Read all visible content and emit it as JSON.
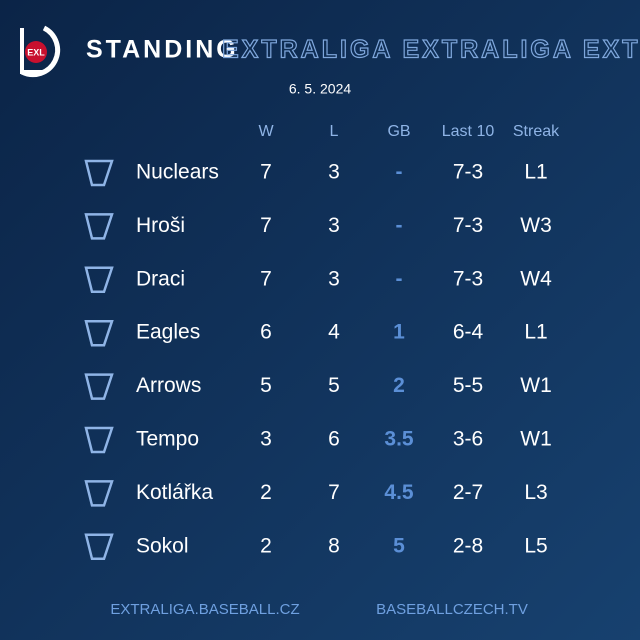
{
  "header": {
    "logo": "EXL",
    "title": "STANDING",
    "banner": "EXTRALIGA EXTRALIGA EXTRALIG",
    "date": "6. 5. 2024"
  },
  "table": {
    "columns": [
      "W",
      "L",
      "GB",
      "Last 10",
      "Streak"
    ],
    "rows": [
      {
        "team": "Nuclears",
        "w": 7,
        "l": 3,
        "gb": "-",
        "last10": "7-3",
        "streak": "L1"
      },
      {
        "team": "Hroši",
        "w": 7,
        "l": 3,
        "gb": "-",
        "last10": "7-3",
        "streak": "W3"
      },
      {
        "team": "Draci",
        "w": 7,
        "l": 3,
        "gb": "-",
        "last10": "7-3",
        "streak": "W4"
      },
      {
        "team": "Eagles",
        "w": 6,
        "l": 4,
        "gb": 1,
        "last10": "6-4",
        "streak": "L1"
      },
      {
        "team": "Arrows",
        "w": 5,
        "l": 5,
        "gb": 2,
        "last10": "5-5",
        "streak": "W1"
      },
      {
        "team": "Tempo",
        "w": 3,
        "l": 6,
        "gb": 3.5,
        "last10": "3-6",
        "streak": "W1"
      },
      {
        "team": "Kotlářka",
        "w": 2,
        "l": 7,
        "gb": 4.5,
        "last10": "2-7",
        "streak": "L3"
      },
      {
        "team": "Sokol",
        "w": 2,
        "l": 8,
        "gb": 5,
        "last10": "2-8",
        "streak": "L5"
      }
    ]
  },
  "footer": {
    "left": "EXTRALIGA.BASEBALL.CZ",
    "right": "BASEBALLCZECH.TV"
  }
}
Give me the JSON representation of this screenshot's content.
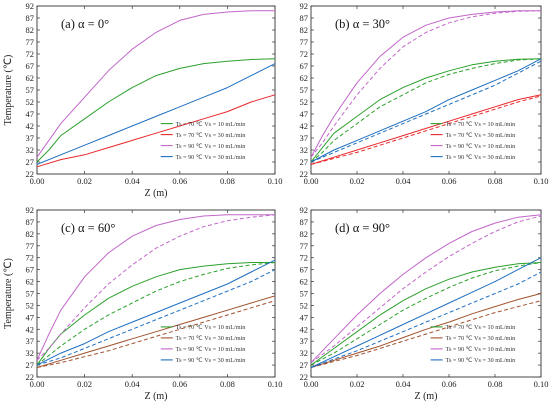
{
  "figure": {
    "background": "#ffffff"
  },
  "chart_data": [
    {
      "type": "line",
      "title": "(a) α = 0°",
      "xlabel": "Z (m)",
      "ylabel": "Temperature (℃)",
      "xlim": [
        0,
        0.1
      ],
      "ylim": [
        22,
        92
      ],
      "xticks": [
        "0.00",
        "0.02",
        "0.04",
        "0.06",
        "0.08",
        "0.10"
      ],
      "yticks": [
        "22",
        "27",
        "32",
        "37",
        "42",
        "47",
        "52",
        "57",
        "62",
        "67",
        "72",
        "77",
        "82",
        "87",
        "92"
      ],
      "legend_position": "bottom-right",
      "series": [
        {
          "name": "Ts = 70 ℃  Vs = 10 mL/min",
          "color": "#2ca02c",
          "style": "solid",
          "x": [
            0,
            0.005,
            0.01,
            0.02,
            0.03,
            0.04,
            0.05,
            0.06,
            0.07,
            0.08,
            0.09,
            0.1
          ],
          "y": [
            27,
            32,
            38,
            45,
            52,
            58,
            63,
            66,
            68,
            69,
            69.7,
            70
          ]
        },
        {
          "name": "Ts = 70 ℃  Vs = 30 mL/min",
          "color": "#e8282b",
          "style": "solid",
          "x": [
            0,
            0.01,
            0.02,
            0.03,
            0.04,
            0.05,
            0.06,
            0.07,
            0.08,
            0.09,
            0.1
          ],
          "y": [
            25,
            28,
            30,
            33,
            36,
            39,
            42,
            45,
            48,
            52,
            55
          ]
        },
        {
          "name": "Ts = 90 ℃  Vs = 10 mL/min",
          "color": "#c266c9",
          "style": "solid",
          "x": [
            0,
            0.005,
            0.01,
            0.02,
            0.03,
            0.04,
            0.05,
            0.06,
            0.07,
            0.08,
            0.09,
            0.1
          ],
          "y": [
            29,
            36,
            43,
            54,
            65,
            74,
            81,
            86,
            88.5,
            89.5,
            90,
            90
          ]
        },
        {
          "name": "Ts = 90 ℃  Vs = 30 mL/min",
          "color": "#1f6fc0",
          "style": "solid",
          "x": [
            0,
            0.01,
            0.02,
            0.03,
            0.04,
            0.05,
            0.06,
            0.07,
            0.08,
            0.09,
            0.1
          ],
          "y": [
            26,
            30,
            34,
            38,
            42,
            46,
            50,
            54,
            58,
            63,
            68
          ]
        }
      ]
    },
    {
      "type": "line",
      "title": "(b) α = 30°",
      "xlabel": "",
      "ylabel": "",
      "xlim": [
        0,
        0.1
      ],
      "ylim": [
        22,
        92
      ],
      "xticks": [
        "0.00",
        "0.02",
        "0.04",
        "0.06",
        "0.08",
        "0.10"
      ],
      "yticks": [
        "22",
        "27",
        "32",
        "37",
        "42",
        "47",
        "52",
        "57",
        "62",
        "67",
        "72",
        "77",
        "82",
        "87",
        "92"
      ],
      "legend_position": "bottom-right",
      "series": [
        {
          "name": "Ts = 70 ℃  Vs = 10 mL/min",
          "color": "#2ca02c",
          "style": "solid",
          "x": [
            0,
            0.005,
            0.01,
            0.02,
            0.03,
            0.04,
            0.05,
            0.06,
            0.07,
            0.08,
            0.09,
            0.1
          ],
          "y": [
            27,
            33,
            39,
            46,
            53,
            58,
            62,
            65,
            67.5,
            69,
            69.8,
            70
          ]
        },
        {
          "name": "",
          "color": "#2ca02c",
          "style": "dashed",
          "x": [
            0,
            0.005,
            0.01,
            0.02,
            0.03,
            0.04,
            0.05,
            0.06,
            0.07,
            0.08,
            0.09,
            0.1
          ],
          "y": [
            27,
            31,
            36,
            43,
            50,
            55,
            60,
            63.5,
            66,
            68,
            69.5,
            70
          ]
        },
        {
          "name": "Ts = 70 ℃  Vs = 30 mL/min",
          "color": "#e8282b",
          "style": "solid",
          "x": [
            0,
            0.01,
            0.02,
            0.03,
            0.04,
            0.05,
            0.06,
            0.07,
            0.08,
            0.09,
            0.1
          ],
          "y": [
            26,
            29,
            32,
            35,
            38,
            41,
            44,
            47,
            50,
            53,
            55
          ]
        },
        {
          "name": "",
          "color": "#e8282b",
          "style": "dashed",
          "x": [
            0,
            0.01,
            0.02,
            0.03,
            0.04,
            0.05,
            0.06,
            0.07,
            0.08,
            0.09,
            0.1
          ],
          "y": [
            26,
            28.5,
            31,
            34,
            37,
            40,
            43,
            46,
            49,
            52,
            54.5
          ]
        },
        {
          "name": "Ts = 90 ℃  Vs = 10 mL/min",
          "color": "#c266c9",
          "style": "solid",
          "x": [
            0,
            0.005,
            0.01,
            0.02,
            0.03,
            0.04,
            0.05,
            0.06,
            0.07,
            0.08,
            0.09,
            0.1
          ],
          "y": [
            29,
            38,
            46,
            60,
            71,
            79,
            84,
            87,
            88.5,
            89.5,
            90,
            90
          ]
        },
        {
          "name": "",
          "color": "#c266c9",
          "style": "dashed",
          "x": [
            0,
            0.005,
            0.01,
            0.02,
            0.03,
            0.04,
            0.05,
            0.06,
            0.07,
            0.08,
            0.09,
            0.1
          ],
          "y": [
            29,
            35,
            42,
            55,
            66,
            75,
            81,
            85,
            87.5,
            89,
            89.8,
            90
          ]
        },
        {
          "name": "Ts = 90 ℃  Vs = 30 mL/min",
          "color": "#1f6fc0",
          "style": "solid",
          "x": [
            0,
            0.01,
            0.02,
            0.03,
            0.04,
            0.05,
            0.06,
            0.07,
            0.08,
            0.09,
            0.1
          ],
          "y": [
            27,
            32,
            36,
            40,
            44,
            48,
            53,
            57,
            61,
            65,
            70
          ]
        },
        {
          "name": "",
          "color": "#1f6fc0",
          "style": "dashed",
          "x": [
            0,
            0.01,
            0.02,
            0.03,
            0.04,
            0.05,
            0.06,
            0.07,
            0.08,
            0.09,
            0.1
          ],
          "y": [
            27,
            31,
            35,
            39,
            43,
            47,
            51,
            55,
            59,
            64,
            69
          ]
        }
      ]
    },
    {
      "type": "line",
      "title": "(c) α = 60°",
      "xlabel": "Z (m)",
      "ylabel": "Temperature (℃)",
      "xlim": [
        0,
        0.1
      ],
      "ylim": [
        22,
        92
      ],
      "xticks": [
        "0.00",
        "0.02",
        "0.04",
        "0.06",
        "0.08",
        "0.10"
      ],
      "yticks": [
        "22",
        "27",
        "32",
        "37",
        "42",
        "47",
        "52",
        "57",
        "62",
        "67",
        "72",
        "77",
        "82",
        "87",
        "92"
      ],
      "legend_position": "bottom-right",
      "series": [
        {
          "name": "Ts = 70 ℃  Vs = 10 mL/min",
          "color": "#2ca02c",
          "style": "solid",
          "x": [
            0,
            0.005,
            0.01,
            0.02,
            0.03,
            0.04,
            0.05,
            0.06,
            0.07,
            0.08,
            0.09,
            0.1
          ],
          "y": [
            27,
            34,
            40,
            48,
            55,
            60,
            64,
            67,
            68.5,
            69.5,
            70,
            70
          ]
        },
        {
          "name": "",
          "color": "#2ca02c",
          "style": "dashed",
          "x": [
            0,
            0.005,
            0.01,
            0.02,
            0.03,
            0.04,
            0.05,
            0.06,
            0.07,
            0.08,
            0.09,
            0.1
          ],
          "y": [
            27,
            31,
            35,
            42,
            48,
            53,
            58,
            62,
            65,
            67.5,
            69,
            70
          ]
        },
        {
          "name": "Ts = 70 ℃  Vs = 30 mL/min",
          "color": "#a0522d",
          "style": "solid",
          "x": [
            0,
            0.01,
            0.02,
            0.03,
            0.04,
            0.05,
            0.06,
            0.07,
            0.08,
            0.09,
            0.1
          ],
          "y": [
            26,
            29,
            32,
            35,
            38,
            41,
            44,
            47,
            50,
            53,
            56
          ]
        },
        {
          "name": "",
          "color": "#a0522d",
          "style": "dashed",
          "x": [
            0,
            0.01,
            0.02,
            0.03,
            0.04,
            0.05,
            0.06,
            0.07,
            0.08,
            0.09,
            0.1
          ],
          "y": [
            26,
            28,
            30.5,
            33,
            36,
            39,
            42,
            45,
            48,
            51,
            54
          ]
        },
        {
          "name": "Ts = 90 ℃  Vs = 10 mL/min",
          "color": "#c266c9",
          "style": "solid",
          "x": [
            0,
            0.005,
            0.01,
            0.02,
            0.03,
            0.04,
            0.05,
            0.06,
            0.07,
            0.08,
            0.09,
            0.1
          ],
          "y": [
            29,
            40,
            50,
            64,
            74,
            81,
            85.5,
            88,
            89.5,
            90,
            90,
            90
          ]
        },
        {
          "name": "",
          "color": "#c266c9",
          "style": "dashed",
          "x": [
            0,
            0.005,
            0.01,
            0.02,
            0.03,
            0.04,
            0.05,
            0.06,
            0.07,
            0.08,
            0.09,
            0.1
          ],
          "y": [
            29,
            34,
            40,
            51,
            61,
            69,
            76,
            81,
            85,
            87.5,
            89,
            90
          ]
        },
        {
          "name": "Ts = 90 ℃  Vs = 30 mL/min",
          "color": "#1f6fc0",
          "style": "solid",
          "x": [
            0,
            0.01,
            0.02,
            0.03,
            0.04,
            0.05,
            0.06,
            0.07,
            0.08,
            0.09,
            0.1
          ],
          "y": [
            27,
            32,
            36,
            41,
            45,
            49,
            53,
            57,
            61,
            66,
            71
          ]
        },
        {
          "name": "",
          "color": "#1f6fc0",
          "style": "dashed",
          "x": [
            0,
            0.01,
            0.02,
            0.03,
            0.04,
            0.05,
            0.06,
            0.07,
            0.08,
            0.09,
            0.1
          ],
          "y": [
            27,
            30,
            34,
            38,
            42,
            46,
            50,
            54,
            58,
            62,
            67
          ]
        }
      ]
    },
    {
      "type": "line",
      "title": "(d) α = 90°",
      "xlabel": "Z (m)",
      "ylabel": "",
      "xlim": [
        0,
        0.1
      ],
      "ylim": [
        22,
        92
      ],
      "xticks": [
        "0.00",
        "0.02",
        "0.04",
        "0.06",
        "0.08",
        "0.10"
      ],
      "yticks": [
        "22",
        "27",
        "32",
        "37",
        "42",
        "47",
        "52",
        "57",
        "62",
        "67",
        "72",
        "77",
        "82",
        "87",
        "92"
      ],
      "legend_position": "bottom-right",
      "series": [
        {
          "name": "Ts = 70 ℃  Vs = 10 mL/min",
          "color": "#2ca02c",
          "style": "solid",
          "x": [
            0,
            0.01,
            0.02,
            0.03,
            0.04,
            0.05,
            0.06,
            0.07,
            0.08,
            0.09,
            0.1
          ],
          "y": [
            27,
            34,
            41,
            48,
            54,
            59,
            63,
            66,
            68,
            69.5,
            70
          ]
        },
        {
          "name": "",
          "color": "#2ca02c",
          "style": "dashed",
          "x": [
            0,
            0.01,
            0.02,
            0.03,
            0.04,
            0.05,
            0.06,
            0.07,
            0.08,
            0.09,
            0.1
          ],
          "y": [
            27,
            32,
            38,
            44,
            50,
            55,
            59.5,
            63.5,
            66.5,
            68.5,
            70
          ]
        },
        {
          "name": "Ts = 70 ℃  Vs = 30 mL/min",
          "color": "#a0522d",
          "style": "solid",
          "x": [
            0,
            0.01,
            0.02,
            0.03,
            0.04,
            0.05,
            0.06,
            0.07,
            0.08,
            0.09,
            0.1
          ],
          "y": [
            26,
            29,
            32,
            35,
            38.5,
            42,
            45,
            48.5,
            51.5,
            54.5,
            57
          ]
        },
        {
          "name": "",
          "color": "#a0522d",
          "style": "dashed",
          "x": [
            0,
            0.01,
            0.02,
            0.03,
            0.04,
            0.05,
            0.06,
            0.07,
            0.08,
            0.09,
            0.1
          ],
          "y": [
            26,
            28.5,
            31,
            34,
            37,
            40,
            43,
            46,
            49,
            51.5,
            54
          ]
        },
        {
          "name": "Ts = 90 ℃  Vs = 10 mL/min",
          "color": "#c266c9",
          "style": "solid",
          "x": [
            0,
            0.01,
            0.02,
            0.03,
            0.04,
            0.05,
            0.06,
            0.07,
            0.08,
            0.09,
            0.1
          ],
          "y": [
            28,
            38,
            48,
            57,
            65,
            72,
            78,
            83,
            86.5,
            89,
            90
          ]
        },
        {
          "name": "",
          "color": "#c266c9",
          "style": "dashed",
          "x": [
            0,
            0.01,
            0.02,
            0.03,
            0.04,
            0.05,
            0.06,
            0.07,
            0.08,
            0.09,
            0.1
          ],
          "y": [
            28,
            35,
            43,
            51,
            59,
            66,
            72.5,
            78,
            83,
            87,
            89.5
          ]
        },
        {
          "name": "Ts = 90 ℃  Vs = 30 mL/min",
          "color": "#1f6fc0",
          "style": "solid",
          "x": [
            0,
            0.01,
            0.02,
            0.03,
            0.04,
            0.05,
            0.06,
            0.07,
            0.08,
            0.09,
            0.1
          ],
          "y": [
            26,
            30.5,
            35,
            39.5,
            44,
            48.5,
            53,
            57.5,
            62,
            67,
            72
          ]
        },
        {
          "name": "",
          "color": "#1f6fc0",
          "style": "dashed",
          "x": [
            0,
            0.01,
            0.02,
            0.03,
            0.04,
            0.05,
            0.06,
            0.07,
            0.08,
            0.09,
            0.1
          ],
          "y": [
            26,
            29.5,
            33,
            37,
            41,
            45,
            49,
            53,
            57,
            61,
            66
          ]
        }
      ]
    }
  ]
}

────────────────────────────────────────

▶ _Objective_: From the data, pick out every line that includes "JSON".

▶ _Full answer_:
Read all visible content and emit it as JSON.
Give me the JSON representation of this screenshot's content.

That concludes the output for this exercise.